Select the lines below containing the word "Assistant".

_Extracted information_
══════════

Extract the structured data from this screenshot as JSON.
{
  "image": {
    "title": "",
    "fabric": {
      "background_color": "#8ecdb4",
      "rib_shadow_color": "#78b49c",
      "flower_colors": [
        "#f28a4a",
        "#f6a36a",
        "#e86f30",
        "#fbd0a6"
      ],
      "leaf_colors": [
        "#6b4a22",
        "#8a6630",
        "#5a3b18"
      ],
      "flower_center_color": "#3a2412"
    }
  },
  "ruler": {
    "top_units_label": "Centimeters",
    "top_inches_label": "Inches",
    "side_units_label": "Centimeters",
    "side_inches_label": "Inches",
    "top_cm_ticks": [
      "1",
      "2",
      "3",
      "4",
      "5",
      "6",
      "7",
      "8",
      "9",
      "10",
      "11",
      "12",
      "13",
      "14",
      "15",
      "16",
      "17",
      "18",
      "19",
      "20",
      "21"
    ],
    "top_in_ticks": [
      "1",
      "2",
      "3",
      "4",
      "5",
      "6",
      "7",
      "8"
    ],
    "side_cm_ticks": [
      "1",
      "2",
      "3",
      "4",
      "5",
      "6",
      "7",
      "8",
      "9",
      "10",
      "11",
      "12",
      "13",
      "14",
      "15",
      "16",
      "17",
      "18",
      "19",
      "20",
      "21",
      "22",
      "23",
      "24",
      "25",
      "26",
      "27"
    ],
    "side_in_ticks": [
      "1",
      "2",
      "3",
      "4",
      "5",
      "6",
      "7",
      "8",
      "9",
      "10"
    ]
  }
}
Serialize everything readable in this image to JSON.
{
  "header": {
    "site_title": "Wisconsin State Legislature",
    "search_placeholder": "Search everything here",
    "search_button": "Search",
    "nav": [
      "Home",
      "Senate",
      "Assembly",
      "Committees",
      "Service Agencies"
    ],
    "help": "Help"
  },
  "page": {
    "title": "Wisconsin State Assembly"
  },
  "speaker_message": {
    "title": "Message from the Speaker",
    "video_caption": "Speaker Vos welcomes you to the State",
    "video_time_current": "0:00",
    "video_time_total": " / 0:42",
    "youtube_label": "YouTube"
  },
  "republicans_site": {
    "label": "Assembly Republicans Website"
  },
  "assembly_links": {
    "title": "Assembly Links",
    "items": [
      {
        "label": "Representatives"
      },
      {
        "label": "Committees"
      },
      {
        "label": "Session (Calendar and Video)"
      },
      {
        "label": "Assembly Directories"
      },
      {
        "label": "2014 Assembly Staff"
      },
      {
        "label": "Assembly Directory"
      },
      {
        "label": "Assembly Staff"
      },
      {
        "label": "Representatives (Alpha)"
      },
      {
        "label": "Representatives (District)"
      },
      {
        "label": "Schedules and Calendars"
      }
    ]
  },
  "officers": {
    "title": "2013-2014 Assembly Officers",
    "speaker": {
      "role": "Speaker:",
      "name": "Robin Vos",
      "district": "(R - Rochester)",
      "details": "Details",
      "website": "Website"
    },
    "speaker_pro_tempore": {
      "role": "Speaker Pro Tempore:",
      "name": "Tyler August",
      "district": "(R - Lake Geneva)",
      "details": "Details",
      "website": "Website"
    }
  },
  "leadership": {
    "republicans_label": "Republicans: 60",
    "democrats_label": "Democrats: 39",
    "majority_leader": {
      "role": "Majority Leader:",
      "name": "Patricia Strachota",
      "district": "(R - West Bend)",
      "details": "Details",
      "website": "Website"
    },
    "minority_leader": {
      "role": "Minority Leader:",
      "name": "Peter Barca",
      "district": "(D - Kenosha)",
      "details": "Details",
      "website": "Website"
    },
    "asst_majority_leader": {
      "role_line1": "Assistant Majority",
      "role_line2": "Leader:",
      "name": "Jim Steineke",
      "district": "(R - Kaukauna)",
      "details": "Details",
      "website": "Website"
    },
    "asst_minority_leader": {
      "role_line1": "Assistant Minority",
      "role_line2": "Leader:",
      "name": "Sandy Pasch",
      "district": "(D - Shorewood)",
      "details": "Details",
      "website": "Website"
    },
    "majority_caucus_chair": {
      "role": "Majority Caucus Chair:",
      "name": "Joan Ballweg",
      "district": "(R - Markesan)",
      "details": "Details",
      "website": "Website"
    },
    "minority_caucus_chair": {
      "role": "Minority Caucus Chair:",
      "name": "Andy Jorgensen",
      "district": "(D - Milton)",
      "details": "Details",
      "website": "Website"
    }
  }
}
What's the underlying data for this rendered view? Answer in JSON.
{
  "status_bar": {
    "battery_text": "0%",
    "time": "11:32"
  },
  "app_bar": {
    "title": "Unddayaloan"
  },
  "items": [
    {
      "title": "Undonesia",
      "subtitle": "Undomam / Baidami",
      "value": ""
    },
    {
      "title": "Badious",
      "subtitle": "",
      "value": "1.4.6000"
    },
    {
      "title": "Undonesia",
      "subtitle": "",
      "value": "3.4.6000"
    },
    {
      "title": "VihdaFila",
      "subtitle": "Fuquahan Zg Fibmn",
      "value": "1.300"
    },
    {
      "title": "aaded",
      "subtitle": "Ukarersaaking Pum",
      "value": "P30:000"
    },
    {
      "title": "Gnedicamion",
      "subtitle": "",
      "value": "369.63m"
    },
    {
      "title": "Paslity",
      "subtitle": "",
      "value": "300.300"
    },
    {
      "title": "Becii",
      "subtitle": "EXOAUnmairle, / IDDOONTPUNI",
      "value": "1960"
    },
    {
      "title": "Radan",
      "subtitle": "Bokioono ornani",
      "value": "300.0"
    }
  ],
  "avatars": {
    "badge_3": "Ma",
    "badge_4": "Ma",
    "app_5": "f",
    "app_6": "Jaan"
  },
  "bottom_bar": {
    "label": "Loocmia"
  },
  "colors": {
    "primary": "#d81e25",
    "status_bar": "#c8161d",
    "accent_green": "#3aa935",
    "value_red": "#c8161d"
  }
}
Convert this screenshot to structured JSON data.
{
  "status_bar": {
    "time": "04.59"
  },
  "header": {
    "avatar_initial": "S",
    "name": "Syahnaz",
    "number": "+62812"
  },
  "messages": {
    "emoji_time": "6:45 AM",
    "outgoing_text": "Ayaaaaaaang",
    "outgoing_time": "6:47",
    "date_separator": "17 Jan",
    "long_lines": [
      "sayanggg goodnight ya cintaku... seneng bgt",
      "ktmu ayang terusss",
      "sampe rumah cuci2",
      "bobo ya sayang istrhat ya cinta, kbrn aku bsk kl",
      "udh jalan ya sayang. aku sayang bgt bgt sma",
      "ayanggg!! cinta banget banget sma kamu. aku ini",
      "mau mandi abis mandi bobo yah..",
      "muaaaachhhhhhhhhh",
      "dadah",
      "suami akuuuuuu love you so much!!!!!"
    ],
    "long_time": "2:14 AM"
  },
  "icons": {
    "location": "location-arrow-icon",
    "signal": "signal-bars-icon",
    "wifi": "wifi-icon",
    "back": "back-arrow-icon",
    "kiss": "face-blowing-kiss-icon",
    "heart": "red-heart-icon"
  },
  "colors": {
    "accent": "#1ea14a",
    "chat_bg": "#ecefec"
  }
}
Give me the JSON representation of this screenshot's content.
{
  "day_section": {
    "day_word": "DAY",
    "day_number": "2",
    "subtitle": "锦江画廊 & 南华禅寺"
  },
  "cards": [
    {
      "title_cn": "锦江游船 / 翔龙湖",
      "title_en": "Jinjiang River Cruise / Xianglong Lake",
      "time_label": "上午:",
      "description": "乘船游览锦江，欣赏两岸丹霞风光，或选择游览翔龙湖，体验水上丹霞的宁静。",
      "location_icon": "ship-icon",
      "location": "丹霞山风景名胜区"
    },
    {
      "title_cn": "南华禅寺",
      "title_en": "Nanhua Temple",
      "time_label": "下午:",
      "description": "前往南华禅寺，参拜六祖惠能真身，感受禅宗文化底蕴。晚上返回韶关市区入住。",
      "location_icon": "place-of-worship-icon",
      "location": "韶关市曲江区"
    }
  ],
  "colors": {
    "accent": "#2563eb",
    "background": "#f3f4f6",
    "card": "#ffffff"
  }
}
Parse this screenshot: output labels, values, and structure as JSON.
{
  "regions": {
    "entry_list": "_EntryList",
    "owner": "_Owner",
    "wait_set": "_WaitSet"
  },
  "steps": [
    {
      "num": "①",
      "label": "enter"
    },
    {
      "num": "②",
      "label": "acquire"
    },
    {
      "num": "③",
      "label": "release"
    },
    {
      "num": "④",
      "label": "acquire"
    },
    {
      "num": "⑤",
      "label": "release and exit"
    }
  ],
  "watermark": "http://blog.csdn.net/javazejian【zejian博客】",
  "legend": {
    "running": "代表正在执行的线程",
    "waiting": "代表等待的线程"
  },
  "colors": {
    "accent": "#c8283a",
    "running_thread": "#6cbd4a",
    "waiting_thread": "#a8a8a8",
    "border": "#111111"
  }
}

══════════

_Written response_
      "role_line1": "Assistant Majority",
      "role_line1": "Assistant Minority",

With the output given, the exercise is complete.